**Tasks to carry out:**
1. In the vera shape issue, turn the paragraph beginning "New CLI subcommand" into a brief bulleted list that keeps its main facts.
2. Does the vera shape issue support each statement below? Answer yes or no for each, and quote the deciding words of the issue.
(a) Szymon Teżewski made his observation about Aver on 24 May 2026.
(b) Aver has a richer static information surface than Vera.
(c) vera shape is the first Aver-inspired addition to Vera.
3. Repeat word for word the stretch of the vera shape issue from "New CLI subcommand" through "different archetype shape.".

**Article:**

Skip to content

vera shape — function-archetype histogram per module, inspired by Aver's aver shape proposal #698

@aallan

Description

@aallan

Summary

New CLI subcommand vera shape <file-or-dir> that classifies every function in scope into an archetype (match dispatcher / pipeline / orchestrator / pure helper / etc.) and emits a per-module histogram. The histogram makes a module's architectural layer legible at a glance — domain code, parsers, commands, AI/strategy, infra, and handlers each have a different archetype shape.

Inspired by Aver's creator Szymon Teżewski (@jasisz1) who observed on 24 May 2026 that Aver's syntactic constraints don't just shape syntax — they produce measurable function archetypes, proposing a future aver shape command that would ask "does this module look like the layer it claims to be?"

Vera has a richer static information surface than Aver (mandatory contracts, declared effect rows, typed slot references, exhaustive match) so the archetype classifier can run with more confidence and finer granularity. This is the third Aver-inspired addition (after #523 vera context and the broader naming convention) — credit upstream.

**Record list:**

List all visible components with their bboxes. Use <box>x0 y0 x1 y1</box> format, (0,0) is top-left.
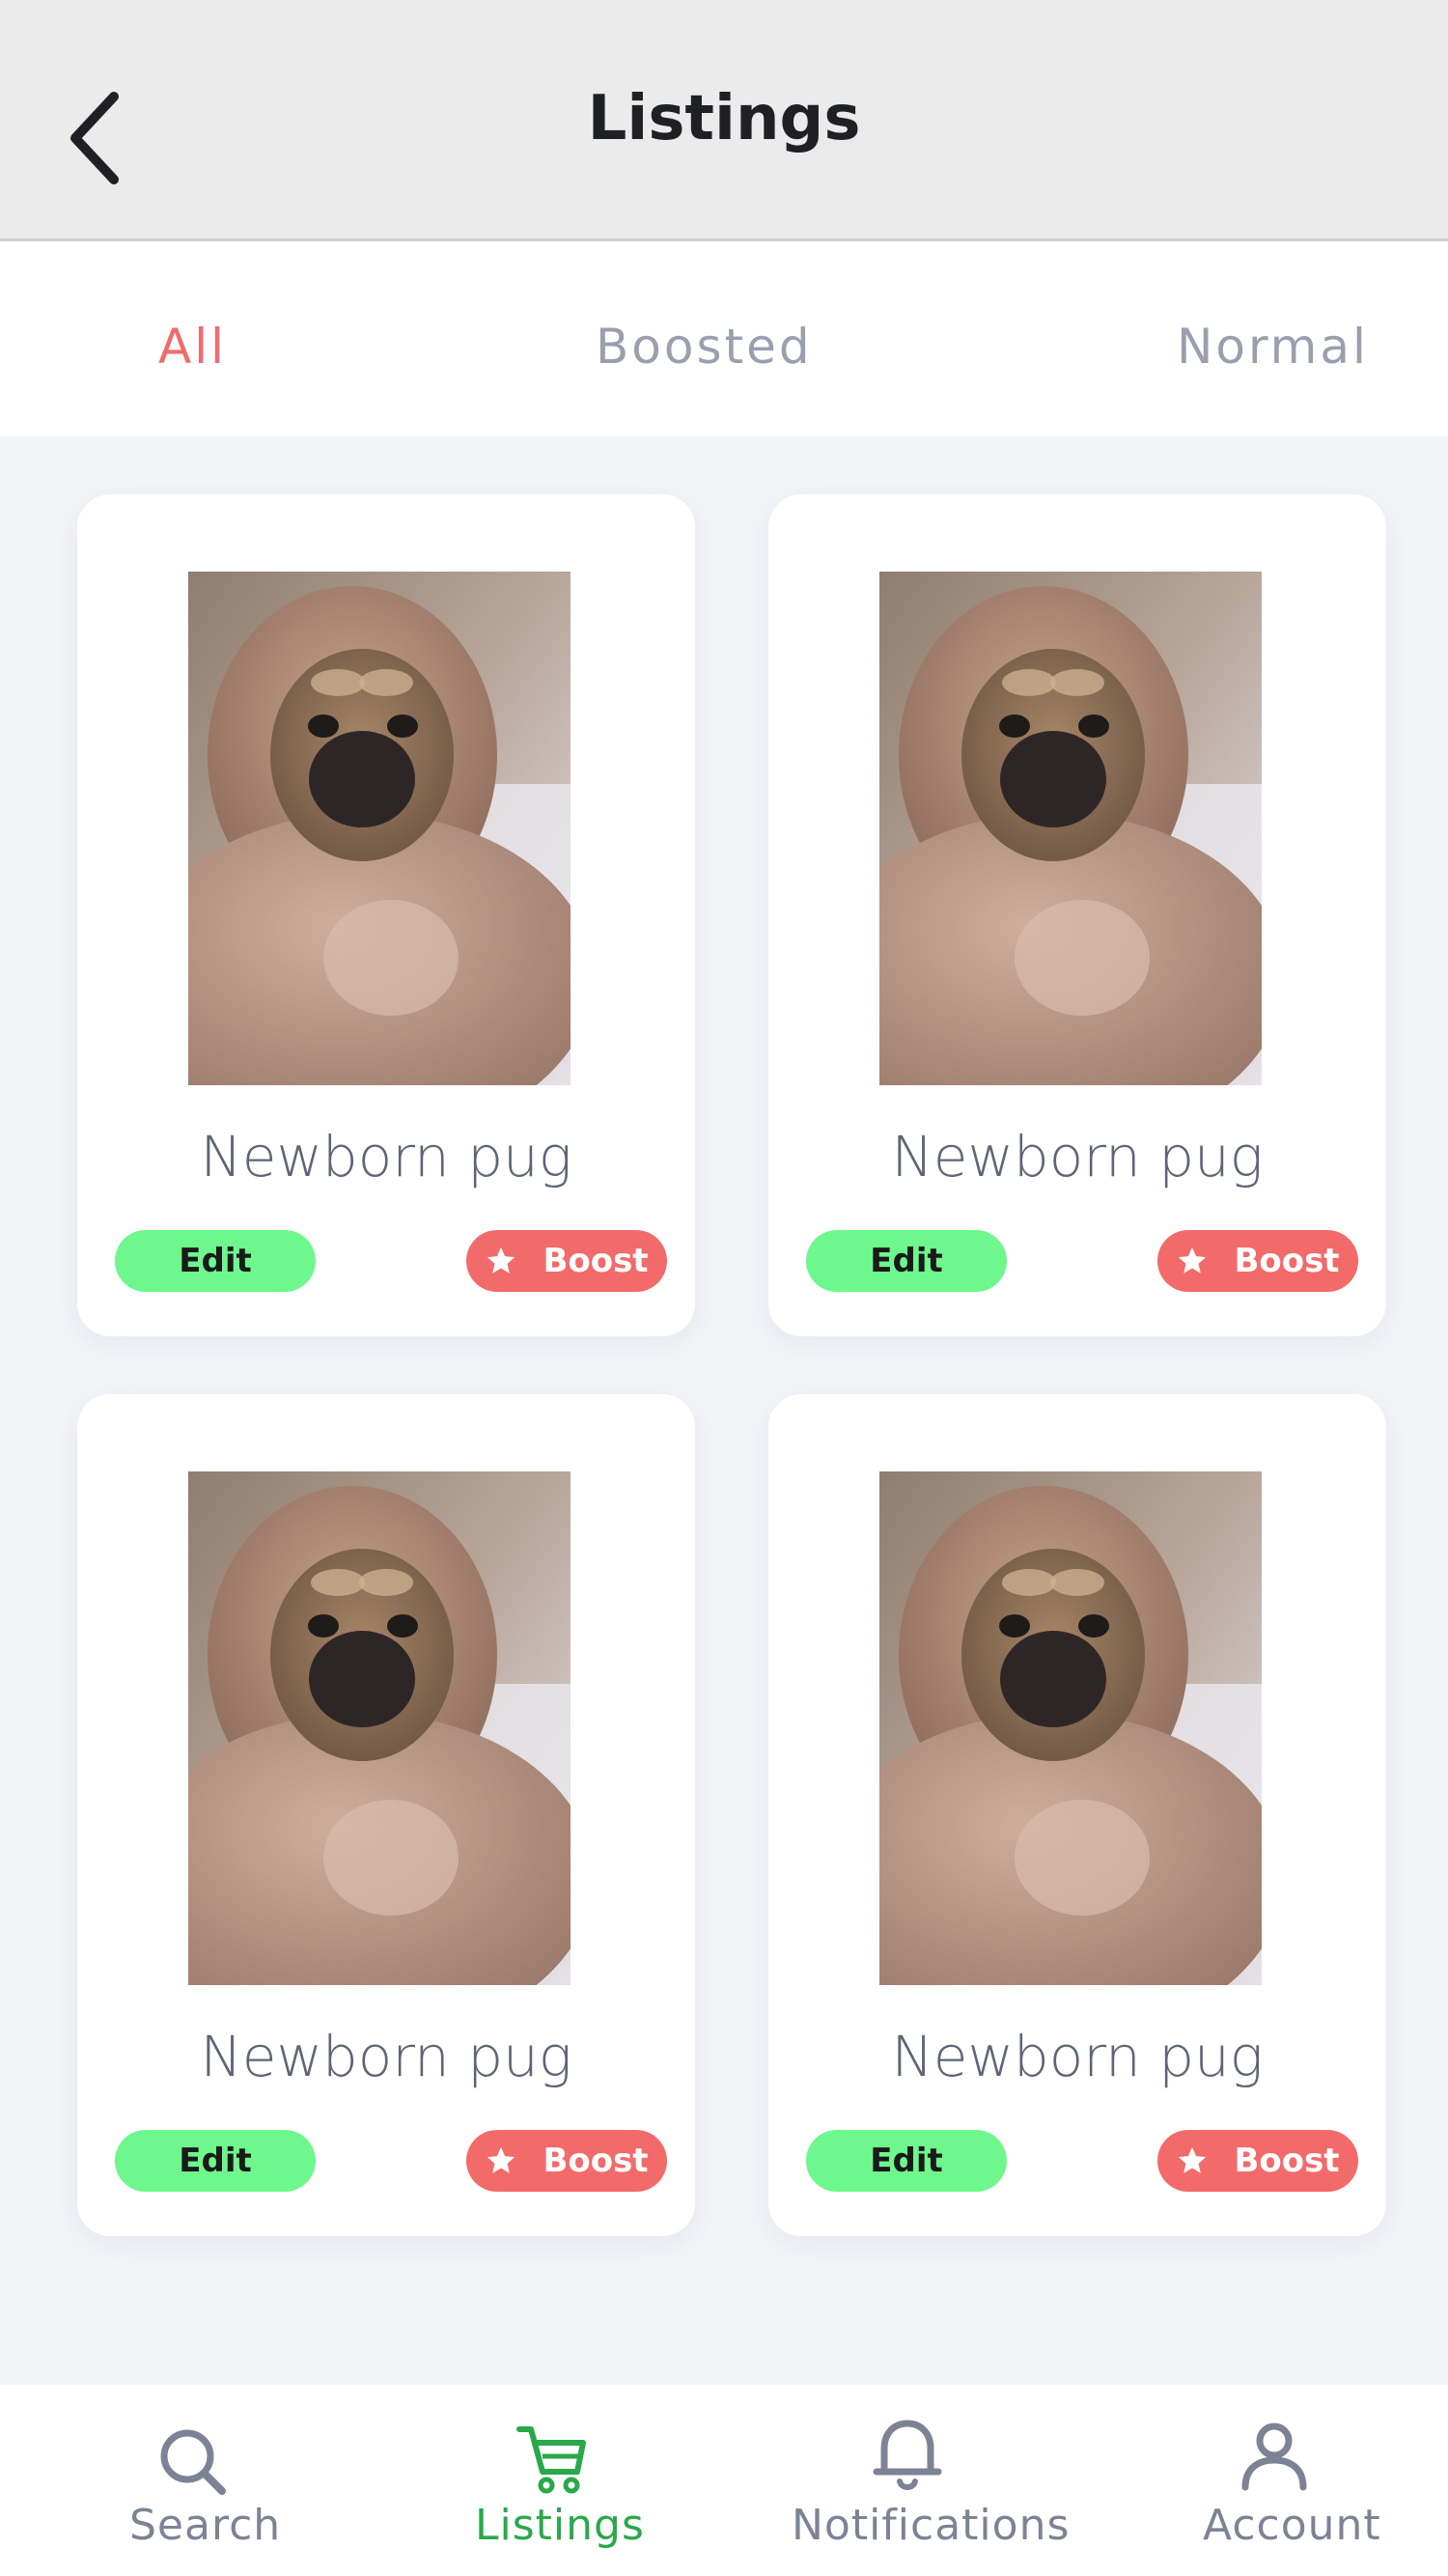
pug-photo <box>188 1471 571 1985</box>
boost-label: Boost <box>1234 1242 1340 1280</box>
edit-button[interactable]: Edit <box>115 1230 316 1292</box>
star-icon <box>1179 2146 1207 2173</box>
edit-button[interactable]: Edit <box>806 2130 1007 2192</box>
user-icon <box>1241 2422 1307 2491</box>
listing-image[interactable] <box>879 1471 1262 1985</box>
cart-icon <box>516 2426 586 2494</box>
app-header: Listings <box>0 0 1448 241</box>
tab-all[interactable]: All <box>158 319 227 375</box>
boost-label: Boost <box>543 1242 649 1280</box>
listing-image[interactable] <box>188 572 571 1085</box>
listing-image[interactable] <box>188 1471 571 1985</box>
boost-button[interactable]: Boost <box>466 2130 667 2192</box>
tab-boosted[interactable]: Boosted <box>596 319 813 375</box>
boost-label: Boost <box>1234 2142 1340 2180</box>
edit-label: Edit <box>179 1242 252 1280</box>
nav-label: Notifications <box>792 2501 1071 2550</box>
nav-label: Account <box>1203 2501 1381 2550</box>
boost-button[interactable]: Boost <box>1157 1230 1358 1292</box>
nav-label: Search <box>129 2501 282 2550</box>
star-icon <box>487 1246 515 1274</box>
listing-title: Newborn pug <box>891 2024 1264 2089</box>
boost-button[interactable]: Boost <box>466 1230 667 1292</box>
pug-photo <box>188 572 571 1085</box>
search-icon <box>160 2429 226 2495</box>
boost-label: Boost <box>543 2142 649 2180</box>
star-icon <box>487 2146 515 2173</box>
pug-photo <box>879 1471 1262 1985</box>
filter-tabs: All Boosted Normal <box>0 241 1448 436</box>
listing-title: Newborn pug <box>200 1124 572 1190</box>
bell-icon <box>873 2420 942 2490</box>
edit-button[interactable]: Edit <box>115 2130 316 2192</box>
listing-card: Newborn pug Edit Boost <box>77 1394 695 2236</box>
listing-card: Newborn pug Edit Boost <box>768 494 1386 1336</box>
listing-title: Newborn pug <box>200 2024 572 2089</box>
nav-search[interactable]: Search <box>106 2385 299 2576</box>
boost-button[interactable]: Boost <box>1157 2130 1358 2192</box>
listing-card: Newborn pug Edit Boost <box>768 1394 1386 2236</box>
nav-notifications[interactable]: Notifications <box>782 2385 1069 2576</box>
listing-card: Newborn pug Edit Boost <box>77 494 695 1336</box>
tab-normal[interactable]: Normal <box>1177 319 1369 375</box>
page-title: Listings <box>587 83 861 154</box>
edit-label: Edit <box>870 2142 943 2180</box>
nav-account[interactable]: Account <box>1187 2385 1400 2576</box>
pug-photo <box>879 572 1262 1085</box>
edit-label: Edit <box>870 1242 943 1280</box>
nav-listings[interactable]: Listings <box>454 2385 666 2576</box>
bottom-nav: Search Listings Notifications Account <box>0 2385 1448 2576</box>
edit-button[interactable]: Edit <box>806 1230 1007 1292</box>
listing-image[interactable] <box>879 572 1262 1085</box>
nav-label: Listings <box>475 2501 645 2550</box>
listing-title: Newborn pug <box>891 1124 1264 1190</box>
edit-label: Edit <box>179 2142 252 2180</box>
star-icon <box>1179 1246 1207 1274</box>
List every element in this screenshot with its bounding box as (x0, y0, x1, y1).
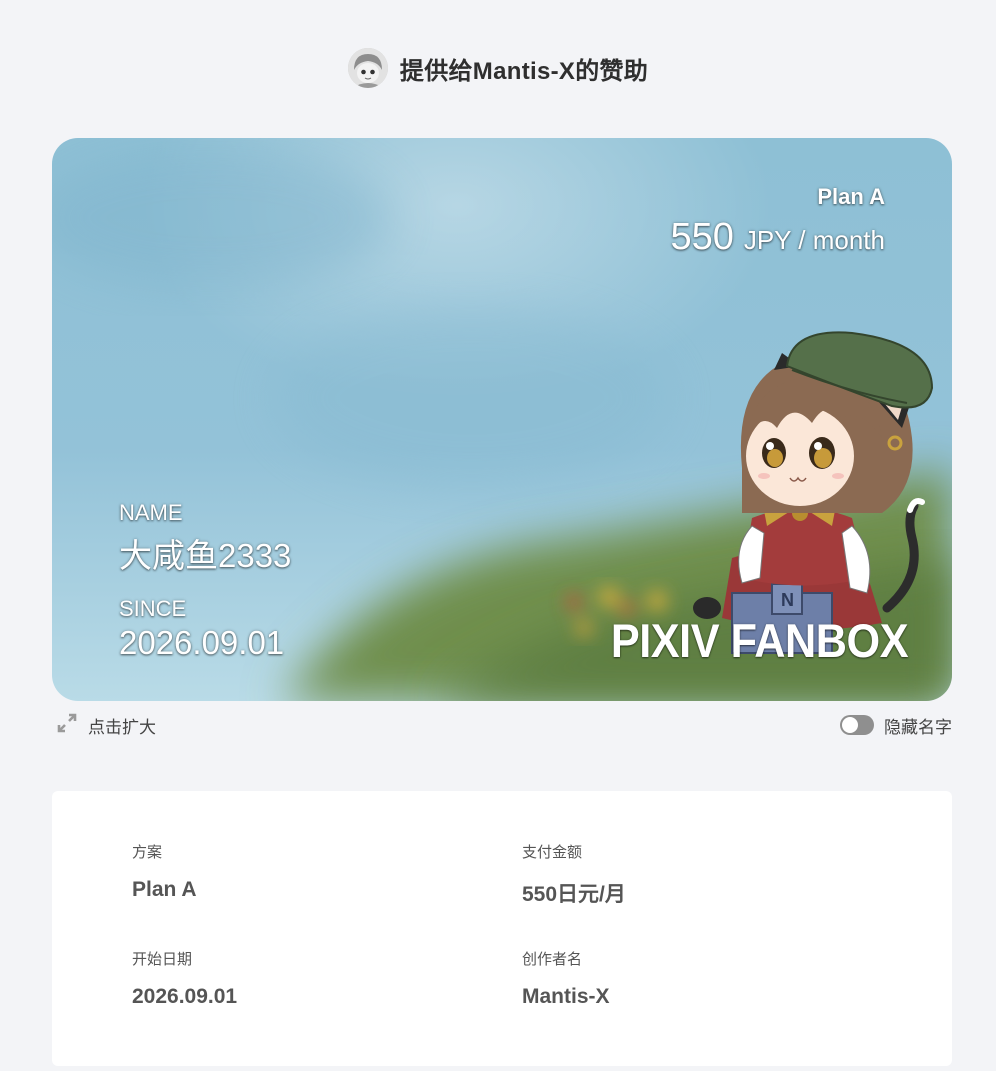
creator-avatar[interactable] (347, 48, 388, 88)
card-since-value: 2026.09.01 (119, 624, 285, 661)
start-date-field: 开始日期 2026.09.01 (132, 948, 237, 1009)
expand-icon (56, 712, 78, 739)
creator-label: 创作者名 (522, 951, 583, 968)
expand-label: 点击扩大 (88, 717, 156, 737)
card-name-value: 大咸鱼2333 (119, 537, 292, 574)
card-plan-price: 550 JPY / month (670, 216, 885, 259)
fanbox-logo: PIXIV FANBOX (610, 614, 909, 667)
card-price-unit: JPY / month (743, 225, 885, 255)
plan-field: 方案 Plan A (132, 841, 197, 902)
svg-text:N: N (781, 590, 794, 610)
plan-value: Plan A (132, 878, 197, 901)
card-plan-name: Plan A (817, 184, 885, 209)
plan-label: 方案 (132, 844, 163, 861)
amount-value: 550日元/月 (522, 883, 626, 906)
sponsorship-details: 方案 Plan A 支付金额 550日元/月 开始日期 2026.09.01 创… (52, 791, 952, 1066)
start-date-value: 2026.09.01 (132, 985, 238, 1008)
start-date-label: 开始日期 (132, 951, 193, 968)
amount-label: 支付金额 (522, 844, 583, 861)
card-name-label: NAME (119, 500, 183, 525)
creator-value: Mantis-X (522, 985, 610, 1008)
page-header: 提供给Mantis-X的赞助 (0, 44, 996, 92)
expand-button[interactable]: 点击扩大 (56, 712, 156, 738)
hide-name-control: 隐藏名字 (840, 712, 952, 738)
page-title: 提供给Mantis-X的赞助 (399, 57, 649, 85)
creator-field: 创作者名 Mantis-X (522, 948, 610, 1009)
toggle-knob (842, 717, 858, 733)
amount-field: 支付金额 550日元/月 (522, 841, 626, 908)
card-since-label: SINCE (119, 596, 187, 621)
fanbox-card[interactable]: N Plan A 550 JPY / month NAME 大咸鱼2333 SI… (52, 138, 952, 701)
card-price-amount: 550 (670, 216, 734, 258)
hide-name-label: 隐藏名字 (884, 717, 952, 737)
hide-name-toggle[interactable] (840, 715, 874, 735)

**Final results:**
1.
- Adds a new CLI subcommand: vera shape <file-or-dir>
- Classifies every function in scope into an archetype (match dispatcher, pipeline, orchestrator, pure helper, etc.)
- Emits a histogram for each module
- The histogram shows a module's architectural layer at a glance, because domain code, parsers, commands, AI/strategy, infra, and handlers each have a different archetype shape

2.
(a) Yes: "observed on 24 May 2026"
(b) No: "Vera has a richer static information surface than Aver"
(c) No: "This is the third Aver-inspired addition"

3.
New CLI subcommand vera shape <file-or-dir> that classifies every function in scope into an archetype (match dispatcher / pipeline / orchestrator / pure helper / etc.) and emits a per-module histogram. The histogram makes a module's architectural layer legible at a glance — domain code, parsers, commands, AI/strategy, infra, and handlers each have a different archetype shape.